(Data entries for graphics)
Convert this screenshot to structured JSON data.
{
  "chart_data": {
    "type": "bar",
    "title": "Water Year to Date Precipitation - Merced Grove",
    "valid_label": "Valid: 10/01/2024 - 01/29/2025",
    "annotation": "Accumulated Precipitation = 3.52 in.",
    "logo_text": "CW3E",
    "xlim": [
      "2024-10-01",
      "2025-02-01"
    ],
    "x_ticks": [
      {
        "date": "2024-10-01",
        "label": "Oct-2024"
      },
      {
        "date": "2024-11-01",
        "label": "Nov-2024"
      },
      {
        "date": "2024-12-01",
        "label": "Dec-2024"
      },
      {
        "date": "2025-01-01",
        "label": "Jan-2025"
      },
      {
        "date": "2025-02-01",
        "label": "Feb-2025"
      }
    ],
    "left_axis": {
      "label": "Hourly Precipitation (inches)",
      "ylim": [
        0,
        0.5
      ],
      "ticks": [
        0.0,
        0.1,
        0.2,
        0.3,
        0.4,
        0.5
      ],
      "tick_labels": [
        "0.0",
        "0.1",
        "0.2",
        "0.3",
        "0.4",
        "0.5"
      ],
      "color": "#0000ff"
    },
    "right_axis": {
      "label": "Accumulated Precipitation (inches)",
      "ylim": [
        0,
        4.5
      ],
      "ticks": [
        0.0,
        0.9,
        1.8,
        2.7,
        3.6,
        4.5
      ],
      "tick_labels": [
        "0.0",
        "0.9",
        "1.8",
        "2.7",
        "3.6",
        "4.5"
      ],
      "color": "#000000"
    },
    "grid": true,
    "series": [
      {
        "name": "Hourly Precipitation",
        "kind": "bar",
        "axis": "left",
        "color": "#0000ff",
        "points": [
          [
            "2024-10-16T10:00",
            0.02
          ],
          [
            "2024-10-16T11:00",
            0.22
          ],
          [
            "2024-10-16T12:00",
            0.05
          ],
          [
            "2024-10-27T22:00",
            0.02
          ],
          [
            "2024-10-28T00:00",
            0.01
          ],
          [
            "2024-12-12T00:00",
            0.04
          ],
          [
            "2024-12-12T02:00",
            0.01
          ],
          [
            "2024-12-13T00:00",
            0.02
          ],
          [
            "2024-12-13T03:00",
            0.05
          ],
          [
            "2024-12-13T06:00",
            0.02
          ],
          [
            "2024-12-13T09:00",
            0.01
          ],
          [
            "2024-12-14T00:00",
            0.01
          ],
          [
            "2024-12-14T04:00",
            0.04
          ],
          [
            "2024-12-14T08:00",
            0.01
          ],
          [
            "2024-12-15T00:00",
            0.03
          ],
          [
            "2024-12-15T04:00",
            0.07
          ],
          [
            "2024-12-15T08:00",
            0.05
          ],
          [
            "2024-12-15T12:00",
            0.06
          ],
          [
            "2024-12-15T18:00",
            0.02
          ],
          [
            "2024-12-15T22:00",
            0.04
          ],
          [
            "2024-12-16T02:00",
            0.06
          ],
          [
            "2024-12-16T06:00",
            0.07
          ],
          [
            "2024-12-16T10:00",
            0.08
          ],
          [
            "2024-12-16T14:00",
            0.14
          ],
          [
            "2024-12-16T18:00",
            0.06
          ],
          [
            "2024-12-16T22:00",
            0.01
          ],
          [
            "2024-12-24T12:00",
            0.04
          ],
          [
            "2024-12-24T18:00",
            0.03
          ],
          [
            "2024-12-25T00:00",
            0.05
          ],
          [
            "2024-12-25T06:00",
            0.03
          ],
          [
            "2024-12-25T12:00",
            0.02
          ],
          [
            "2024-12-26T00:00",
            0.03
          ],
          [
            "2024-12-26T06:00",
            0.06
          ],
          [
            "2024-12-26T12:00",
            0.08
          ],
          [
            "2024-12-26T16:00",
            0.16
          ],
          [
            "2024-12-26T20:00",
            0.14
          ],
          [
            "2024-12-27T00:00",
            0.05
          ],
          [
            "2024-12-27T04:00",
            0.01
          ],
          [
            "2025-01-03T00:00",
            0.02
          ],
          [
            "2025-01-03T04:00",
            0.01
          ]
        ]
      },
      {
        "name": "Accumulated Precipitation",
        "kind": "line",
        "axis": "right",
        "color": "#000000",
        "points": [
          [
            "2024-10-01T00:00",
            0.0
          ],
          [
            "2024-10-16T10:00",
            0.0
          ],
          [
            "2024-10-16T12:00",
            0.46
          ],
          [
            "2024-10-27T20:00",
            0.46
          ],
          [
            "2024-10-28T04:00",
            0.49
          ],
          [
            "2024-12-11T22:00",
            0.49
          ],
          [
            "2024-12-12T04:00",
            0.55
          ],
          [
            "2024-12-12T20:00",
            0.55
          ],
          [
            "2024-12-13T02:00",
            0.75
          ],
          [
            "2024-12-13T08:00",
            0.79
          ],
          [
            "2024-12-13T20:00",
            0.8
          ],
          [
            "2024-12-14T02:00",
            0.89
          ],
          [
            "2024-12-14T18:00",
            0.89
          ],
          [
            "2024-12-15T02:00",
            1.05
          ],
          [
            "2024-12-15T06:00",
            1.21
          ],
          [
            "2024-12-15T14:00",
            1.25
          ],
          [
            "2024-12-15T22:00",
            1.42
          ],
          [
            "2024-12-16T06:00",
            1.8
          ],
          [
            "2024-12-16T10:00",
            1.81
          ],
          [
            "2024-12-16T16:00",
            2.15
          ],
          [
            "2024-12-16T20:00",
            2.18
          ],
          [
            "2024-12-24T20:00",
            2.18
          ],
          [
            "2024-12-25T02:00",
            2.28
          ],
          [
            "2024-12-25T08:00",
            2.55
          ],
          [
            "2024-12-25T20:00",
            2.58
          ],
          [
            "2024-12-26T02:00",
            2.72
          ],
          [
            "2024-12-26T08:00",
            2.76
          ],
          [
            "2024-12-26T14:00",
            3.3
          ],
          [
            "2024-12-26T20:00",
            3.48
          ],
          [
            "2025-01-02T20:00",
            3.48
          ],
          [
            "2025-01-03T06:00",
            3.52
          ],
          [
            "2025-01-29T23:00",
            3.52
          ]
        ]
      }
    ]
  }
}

== PROBLEM STATEMENT ==
What do the records say? Quote them all exactly.

== OUTPUT OF THE EXERCISE ==
Convert this screenshot to structured JSON data.
{
  "chart_data": {
    "type": "bar",
    "title": "Water Year to Date Precipitation - Merced Grove",
    "valid_label": "Valid: 10/01/2024 - 01/29/2025",
    "annotation": "Accumulated Precipitation = 3.52 in.",
    "logo_text": "CW3E",
    "xlim": [
      "2024-10-01",
      "2025-02-01"
    ],
    "x_ticks": [
      {
        "date": "2024-10-01",
        "label": "Oct-2024"
      },
      {
        "date": "2024-11-01",
        "label": "Nov-2024"
      },
      {
        "date": "2024-12-01",
        "label": "Dec-2024"
      },
      {
        "date": "2025-01-01",
        "label": "Jan-2025"
      },
      {
        "date": "2025-02-01",
        "label": "Feb-2025"
      }
    ],
    "left_axis": {
      "label": "Hourly Precipitation (inches)",
      "ylim": [
        0,
        0.5
      ],
      "ticks": [
        0.0,
        0.1,
        0.2,
        0.3,
        0.4,
        0.5
      ],
      "tick_labels": [
        "0.0",
        "0.1",
        "0.2",
        "0.3",
        "0.4",
        "0.5"
      ],
      "color": "#0000ff"
    },
    "right_axis": {
      "label": "Accumulated Precipitation (inches)",
      "ylim": [
        0,
        4.5
      ],
      "ticks": [
        0.0,
        0.9,
        1.8,
        2.7,
        3.6,
        4.5
      ],
      "tick_labels": [
        "0.0",
        "0.9",
        "1.8",
        "2.7",
        "3.6",
        "4.5"
      ],
      "color": "#000000"
    },
    "grid": true,
    "series": [
      {
        "name": "Hourly Precipitation",
        "kind": "bar",
        "axis": "left",
        "color": "#0000ff",
        "points": [
          [
            "2024-10-16T10:00",
            0.02
          ],
          [
            "2024-10-16T11:00",
            0.22
          ],
          [
            "2024-10-16T12:00",
            0.05
          ],
          [
            "2024-10-27T22:00",
            0.02
          ],
          [
            "2024-10-28T00:00",
            0.01
          ],
          [
            "2024-12-12T00:00",
            0.04
          ],
          [
            "2024-12-12T02:00",
            0.01
          ],
          [
            "2024-12-13T00:00",
            0.02
          ],
          [
            "2024-12-13T03:00",
            0.05
          ],
          [
            "2024-12-13T06:00",
            0.02
          ],
          [
            "2024-12-13T09:00",
            0.01
          ],
          [
            "2024-12-14T00:00",
            0.01
          ],
          [
            "2024-12-14T04:00",
            0.04
          ],
          [
            "2024-12-14T08:00",
            0.01
          ],
          [
            "2024-12-15T00:00",
            0.03
          ],
          [
            "2024-12-15T04:00",
            0.07
          ],
          [
            "2024-12-15T08:00",
            0.05
          ],
          [
            "2024-12-15T12:00",
            0.06
          ],
          [
            "2024-12-15T18:00",
            0.02
          ],
          [
            "2024-12-15T22:00",
            0.04
          ],
          [
            "2024-12-16T02:00",
            0.06
          ],
          [
            "2024-12-16T06:00",
            0.07
          ],
          [
            "2024-12-16T10:00",
            0.08
          ],
          [
            "2024-12-16T14:00",
            0.14
          ],
          [
            "2024-12-16T18:00",
            0.06
          ],
          [
            "2024-12-16T22:00",
            0.01
          ],
          [
            "2024-12-24T12:00",
            0.04
          ],
          [
            "2024-12-24T18:00",
            0.03
          ],
          [
            "2024-12-25T00:00",
            0.05
          ],
          [
            "2024-12-25T06:00",
            0.03
          ],
          [
            "2024-12-25T12:00",
            0.02
          ],
          [
            "2024-12-26T00:00",
            0.03
          ],
          [
            "2024-12-26T06:00",
            0.06
          ],
          [
            "2024-12-26T12:00",
            0.08
          ],
          [
            "2024-12-26T16:00",
            0.16
          ],
          [
            "2024-12-26T20:00",
            0.14
          ],
          [
            "2024-12-27T00:00",
            0.05
          ],
          [
            "2024-12-27T04:00",
            0.01
          ],
          [
            "2025-01-03T00:00",
            0.02
          ],
          [
            "2025-01-03T04:00",
            0.01
          ]
        ]
      },
      {
        "name": "Accumulated Precipitation",
        "kind": "line",
        "axis": "right",
        "color": "#000000",
        "points": [
          [
            "2024-10-01T00:00",
            0.0
          ],
          [
            "2024-10-16T10:00",
            0.0
          ],
          [
            "2024-10-16T12:00",
            0.46
          ],
          [
            "2024-10-27T20:00",
            0.46
          ],
          [
            "2024-10-28T04:00",
            0.49
          ],
          [
            "2024-12-11T22:00",
            0.49
          ],
          [
            "2024-12-12T04:00",
            0.55
          ],
          [
            "2024-12-12T20:00",
            0.55
          ],
          [
            "2024-12-13T02:00",
            0.75
          ],
          [
            "2024-12-13T08:00",
            0.79
          ],
          [
            "2024-12-13T20:00",
            0.8
          ],
          [
            "2024-12-14T02:00",
            0.89
          ],
          [
            "2024-12-14T18:00",
            0.89
          ],
          [
            "2024-12-15T02:00",
            1.05
          ],
          [
            "2024-12-15T06:00",
            1.21
          ],
          [
            "2024-12-15T14:00",
            1.25
          ],
          [
            "2024-12-15T22:00",
            1.42
          ],
          [
            "2024-12-16T06:00",
            1.8
          ],
          [
            "2024-12-16T10:00",
            1.81
          ],
          [
            "2024-12-16T16:00",
            2.15
          ],
          [
            "2024-12-16T20:00",
            2.18
          ],
          [
            "2024-12-24T20:00",
            2.18
          ],
          [
            "2024-12-25T02:00",
            2.28
          ],
          [
            "2024-12-25T08:00",
            2.55
          ],
          [
            "2024-12-25T20:00",
            2.58
          ],
          [
            "2024-12-26T02:00",
            2.72
          ],
          [
            "2024-12-26T08:00",
            2.76
          ],
          [
            "2024-12-26T14:00",
            3.3
          ],
          [
            "2024-12-26T20:00",
            3.48
          ],
          [
            "2025-01-02T20:00",
            3.48
          ],
          [
            "2025-01-03T06:00",
            3.52
          ],
          [
            "2025-01-29T23:00",
            3.52
          ]
        ]
      }
    ]
  }
}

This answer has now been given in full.